### Stated exercise
Your task is to output the entries below word for word.
══════════
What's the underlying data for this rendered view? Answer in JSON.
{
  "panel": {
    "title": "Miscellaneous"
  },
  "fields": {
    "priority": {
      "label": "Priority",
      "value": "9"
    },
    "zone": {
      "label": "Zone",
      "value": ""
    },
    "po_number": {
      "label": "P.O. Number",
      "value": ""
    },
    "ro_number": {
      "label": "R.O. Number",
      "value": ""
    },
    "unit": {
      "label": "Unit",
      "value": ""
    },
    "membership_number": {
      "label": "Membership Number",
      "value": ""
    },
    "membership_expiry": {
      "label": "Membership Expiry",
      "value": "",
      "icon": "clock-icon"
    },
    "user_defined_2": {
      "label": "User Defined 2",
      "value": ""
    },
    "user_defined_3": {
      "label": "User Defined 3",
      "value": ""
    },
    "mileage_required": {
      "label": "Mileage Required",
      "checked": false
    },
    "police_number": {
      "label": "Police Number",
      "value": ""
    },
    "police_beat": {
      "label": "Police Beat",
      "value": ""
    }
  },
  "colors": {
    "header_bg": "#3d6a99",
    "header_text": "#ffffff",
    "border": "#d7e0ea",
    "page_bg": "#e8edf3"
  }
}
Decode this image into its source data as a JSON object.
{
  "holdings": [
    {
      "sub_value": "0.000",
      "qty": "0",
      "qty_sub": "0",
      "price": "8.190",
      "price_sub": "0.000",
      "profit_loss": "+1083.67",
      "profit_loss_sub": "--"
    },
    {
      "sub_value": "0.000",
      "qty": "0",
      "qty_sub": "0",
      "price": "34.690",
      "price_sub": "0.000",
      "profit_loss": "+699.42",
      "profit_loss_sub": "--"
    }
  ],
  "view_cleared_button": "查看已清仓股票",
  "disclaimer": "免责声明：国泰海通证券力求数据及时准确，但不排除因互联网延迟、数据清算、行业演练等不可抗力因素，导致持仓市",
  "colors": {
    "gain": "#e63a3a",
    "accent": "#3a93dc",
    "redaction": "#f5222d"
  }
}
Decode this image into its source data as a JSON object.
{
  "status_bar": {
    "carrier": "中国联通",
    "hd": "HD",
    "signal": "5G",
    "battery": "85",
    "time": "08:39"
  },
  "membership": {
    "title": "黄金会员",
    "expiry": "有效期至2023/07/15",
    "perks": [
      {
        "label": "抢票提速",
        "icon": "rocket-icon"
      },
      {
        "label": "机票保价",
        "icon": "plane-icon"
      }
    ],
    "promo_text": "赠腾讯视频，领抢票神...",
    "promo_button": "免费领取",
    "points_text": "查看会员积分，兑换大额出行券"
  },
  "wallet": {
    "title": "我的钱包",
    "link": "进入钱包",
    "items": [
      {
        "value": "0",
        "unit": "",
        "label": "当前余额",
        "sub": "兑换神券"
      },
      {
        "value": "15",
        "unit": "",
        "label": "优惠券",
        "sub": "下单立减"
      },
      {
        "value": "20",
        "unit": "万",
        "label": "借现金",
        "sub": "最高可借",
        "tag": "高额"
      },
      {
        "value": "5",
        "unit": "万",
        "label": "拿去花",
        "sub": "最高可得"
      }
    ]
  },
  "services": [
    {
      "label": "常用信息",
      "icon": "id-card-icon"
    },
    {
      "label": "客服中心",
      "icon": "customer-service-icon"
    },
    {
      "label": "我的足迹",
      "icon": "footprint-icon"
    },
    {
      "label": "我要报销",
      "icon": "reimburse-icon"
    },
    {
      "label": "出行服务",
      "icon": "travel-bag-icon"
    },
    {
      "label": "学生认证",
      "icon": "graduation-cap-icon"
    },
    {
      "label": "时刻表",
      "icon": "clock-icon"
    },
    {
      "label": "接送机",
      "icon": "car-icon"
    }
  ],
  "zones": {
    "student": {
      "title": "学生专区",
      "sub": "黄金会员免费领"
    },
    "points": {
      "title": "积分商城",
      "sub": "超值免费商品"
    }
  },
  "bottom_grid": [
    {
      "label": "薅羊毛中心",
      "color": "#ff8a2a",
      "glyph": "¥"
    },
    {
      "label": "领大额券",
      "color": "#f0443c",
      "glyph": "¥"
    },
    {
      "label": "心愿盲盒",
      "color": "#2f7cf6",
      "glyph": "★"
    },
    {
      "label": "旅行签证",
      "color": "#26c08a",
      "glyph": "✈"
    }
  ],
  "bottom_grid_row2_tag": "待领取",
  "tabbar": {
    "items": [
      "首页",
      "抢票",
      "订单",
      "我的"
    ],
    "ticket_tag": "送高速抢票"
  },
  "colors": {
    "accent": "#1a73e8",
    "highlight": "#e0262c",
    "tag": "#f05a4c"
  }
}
══════════
### Solved problem
What's the underlying data for this rendered view? Answer in JSON.
{
  "panel": {
    "title": "Miscellaneous"
  },
  "fields": {
    "priority": {
      "label": "Priority",
      "value": "9"
    },
    "zone": {
      "label": "Zone",
      "value": ""
    },
    "po_number": {
      "label": "P.O. Number",
      "value": ""
    },
    "ro_number": {
      "label": "R.O. Number",
      "value": ""
    },
    "unit": {
      "label": "Unit",
      "value": ""
    },
    "membership_number": {
      "label": "Membership Number",
      "value": ""
    },
    "membership_expiry": {
      "label": "Membership Expiry",
      "value": "",
      "icon": "clock-icon"
    },
    "user_defined_2": {
      "label": "User Defined 2",
      "value": ""
    },
    "user_defined_3": {
      "label": "User Defined 3",
      "value": ""
    },
    "mileage_required": {
      "label": "Mileage Required",
      "checked": false
    },
    "police_number": {
      "label": "Police Number",
      "value": ""
    },
    "police_beat": {
      "label": "Police Beat",
      "value": ""
    }
  },
  "colors": {
    "header_bg": "#3d6a99",
    "header_text": "#ffffff",
    "border": "#d7e0ea",
    "page_bg": "#e8edf3"
  }
}
Decode this image into its source data as a JSON object.
{
  "holdings": [
    {
      "sub_value": "0.000",
      "qty": "0",
      "qty_sub": "0",
      "price": "8.190",
      "price_sub": "0.000",
      "profit_loss": "+1083.67",
      "profit_loss_sub": "--"
    },
    {
      "sub_value": "0.000",
      "qty": "0",
      "qty_sub": "0",
      "price": "34.690",
      "price_sub": "0.000",
      "profit_loss": "+699.42",
      "profit_loss_sub": "--"
    }
  ],
  "view_cleared_button": "查看已清仓股票",
  "disclaimer": "免责声明：国泰海通证券力求数据及时准确，但不排除因互联网延迟、数据清算、行业演练等不可抗力因素，导致持仓市",
  "colors": {
    "gain": "#e63a3a",
    "accent": "#3a93dc",
    "redaction": "#f5222d"
  }
}
Decode this image into its source data as a JSON object.
{
  "status_bar": {
    "carrier": "中国联通",
    "hd": "HD",
    "signal": "5G",
    "battery": "85",
    "time": "08:39"
  },
  "membership": {
    "title": "黄金会员",
    "expiry": "有效期至2023/07/15",
    "perks": [
      {
        "label": "抢票提速",
        "icon": "rocket-icon"
      },
      {
        "label": "机票保价",
        "icon": "plane-icon"
      }
    ],
    "promo_text": "赠腾讯视频，领抢票神...",
    "promo_button": "免费领取",
    "points_text": "查看会员积分，兑换大额出行券"
  },
  "wallet": {
    "title": "我的钱包",
    "link": "进入钱包",
    "items": [
      {
        "value": "0",
        "unit": "",
        "label": "当前余额",
        "sub": "兑换神券"
      },
      {
        "value": "15",
        "unit": "",
        "label": "优惠券",
        "sub": "下单立减"
      },
      {
        "value": "20",
        "unit": "万",
        "label": "借现金",
        "sub": "最高可借",
        "tag": "高额"
      },
      {
        "value": "5",
        "unit": "万",
        "label": "拿去花",
        "sub": "最高可得"
      }
    ]
  },
  "services": [
    {
      "label": "常用信息",
      "icon": "id-card-icon"
    },
    {
      "label": "客服中心",
      "icon": "customer-service-icon"
    },
    {
      "label": "我的足迹",
      "icon": "footprint-icon"
    },
    {
      "label": "我要报销",
      "icon": "reimburse-icon"
    },
    {
      "label": "出行服务",
      "icon": "travel-bag-icon"
    },
    {
      "label": "学生认证",
      "icon": "graduation-cap-icon"
    },
    {
      "label": "时刻表",
      "icon": "clock-icon"
    },
    {
      "label": "接送机",
      "icon": "car-icon"
    }
  ],
  "zones": {
    "student": {
      "title": "学生专区",
      "sub": "黄金会员免费领"
    },
    "points": {
      "title": "积分商城",
      "sub": "超值免费商品"
    }
  },
  "bottom_grid": [
    {
      "label": "薅羊毛中心",
      "color": "#ff8a2a",
      "glyph": "¥"
    },
    {
      "label": "领大额券",
      "color": "#f0443c",
      "glyph": "¥"
    },
    {
      "label": "心愿盲盒",
      "color": "#2f7cf6",
      "glyph": "★"
    },
    {
      "label": "旅行签证",
      "color": "#26c08a",
      "glyph": "✈"
    }
  ],
  "bottom_grid_row2_tag": "待领取",
  "tabbar": {
    "items": [
      "首页",
      "抢票",
      "订单",
      "我的"
    ],
    "ticket_tag": "送高速抢票"
  },
  "colors": {
    "accent": "#1a73e8",
    "highlight": "#e0262c",
    "tag": "#f05a4c"
  }
}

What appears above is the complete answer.